-------- MATERIAL FOR THIS EXERCISE

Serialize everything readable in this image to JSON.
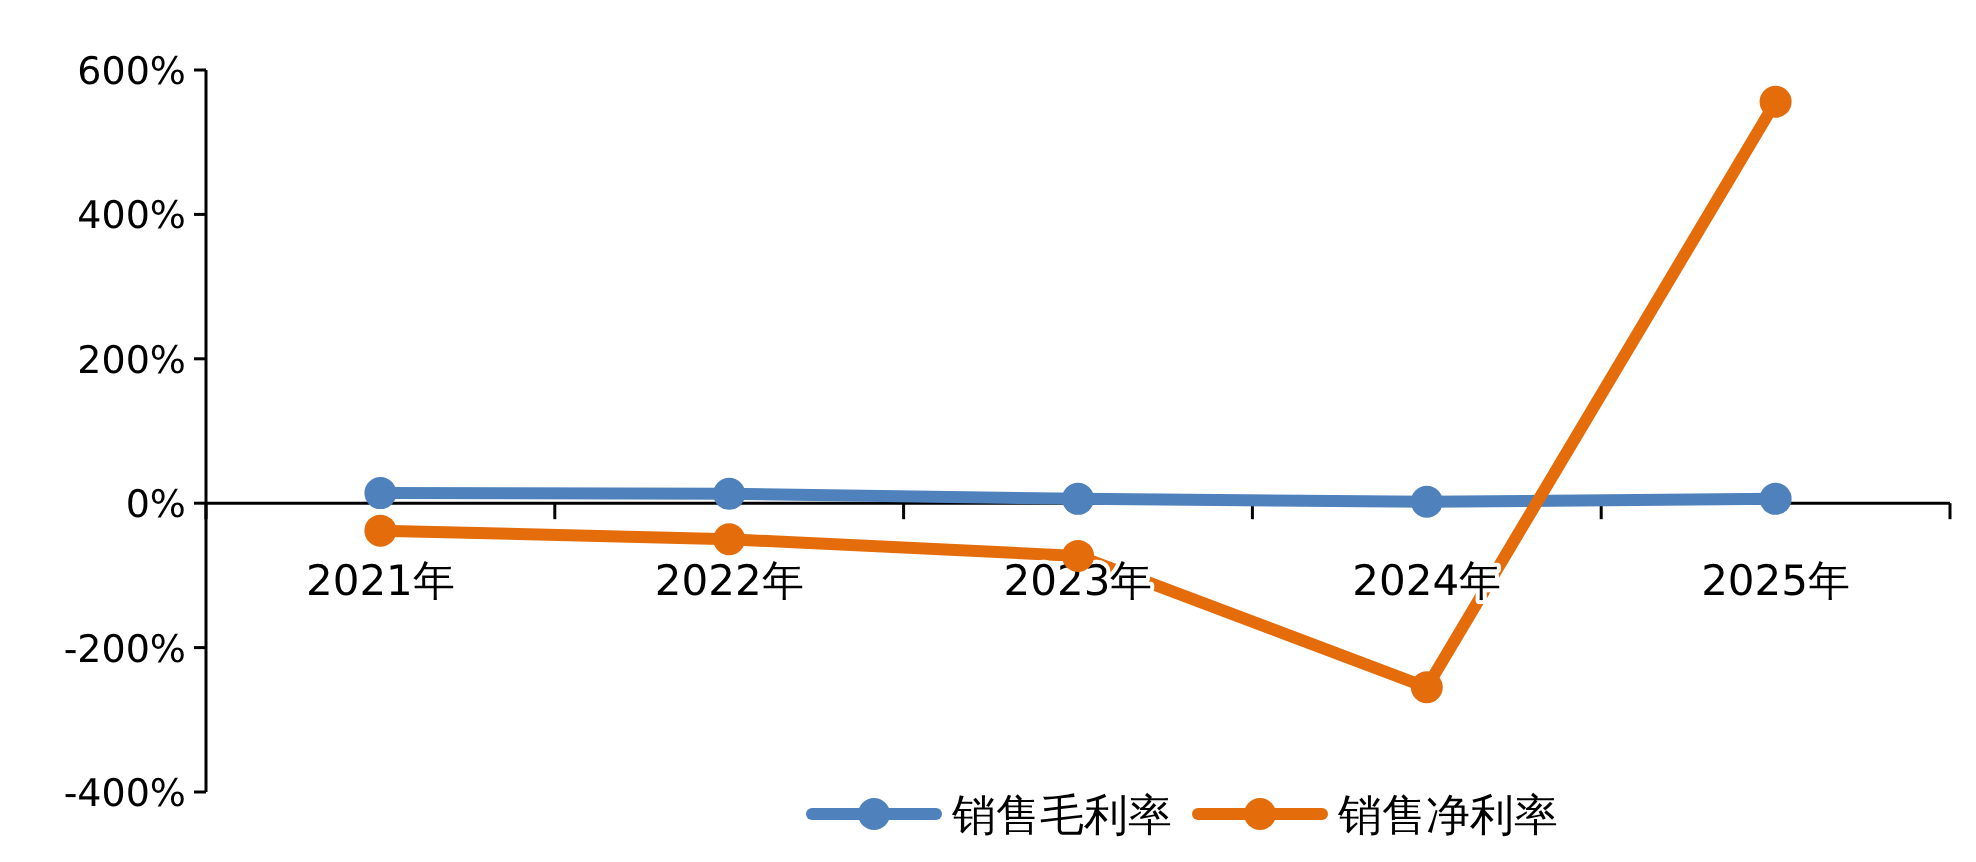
{
  "chart_data": {
    "type": "line",
    "categories": [
      "2021年",
      "2022年",
      "2023年",
      "2024年",
      "2025年"
    ],
    "series": [
      {
        "name": "销售毛利率",
        "color": "#4f81bd",
        "values": [
          14,
          13,
          6,
          2,
          6
        ]
      },
      {
        "name": "销售净利率",
        "color": "#e46c0a",
        "values": [
          -38,
          -50,
          -73,
          -255,
          556
        ]
      }
    ],
    "ylim": [
      -400,
      600
    ],
    "yticks": [
      {
        "value": -400,
        "label": "-400%"
      },
      {
        "value": -200,
        "label": "-200%"
      },
      {
        "value": 0,
        "label": "0%"
      },
      {
        "value": 200,
        "label": "200%"
      },
      {
        "value": 400,
        "label": "400%"
      },
      {
        "value": 600,
        "label": "600%"
      }
    ],
    "legend": "bottom",
    "marker": "circle",
    "line_style": "solid",
    "grid": false
  }
}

----------------

* TO DO *
Repeat each entry exactly. Pictures do not belong in the copy.

* SOLUTION TO THIS TASK *
Serialize everything readable in this image to JSON.
{
  "chart_data": {
    "type": "line",
    "categories": [
      "2021年",
      "2022年",
      "2023年",
      "2024年",
      "2025年"
    ],
    "series": [
      {
        "name": "销售毛利率",
        "color": "#4f81bd",
        "values": [
          14,
          13,
          6,
          2,
          6
        ]
      },
      {
        "name": "销售净利率",
        "color": "#e46c0a",
        "values": [
          -38,
          -50,
          -73,
          -255,
          556
        ]
      }
    ],
    "ylim": [
      -400,
      600
    ],
    "yticks": [
      {
        "value": -400,
        "label": "-400%"
      },
      {
        "value": -200,
        "label": "-200%"
      },
      {
        "value": 0,
        "label": "0%"
      },
      {
        "value": 200,
        "label": "200%"
      },
      {
        "value": 400,
        "label": "400%"
      },
      {
        "value": 600,
        "label": "600%"
      }
    ],
    "legend": "bottom",
    "marker": "circle",
    "line_style": "solid",
    "grid": false
  }
}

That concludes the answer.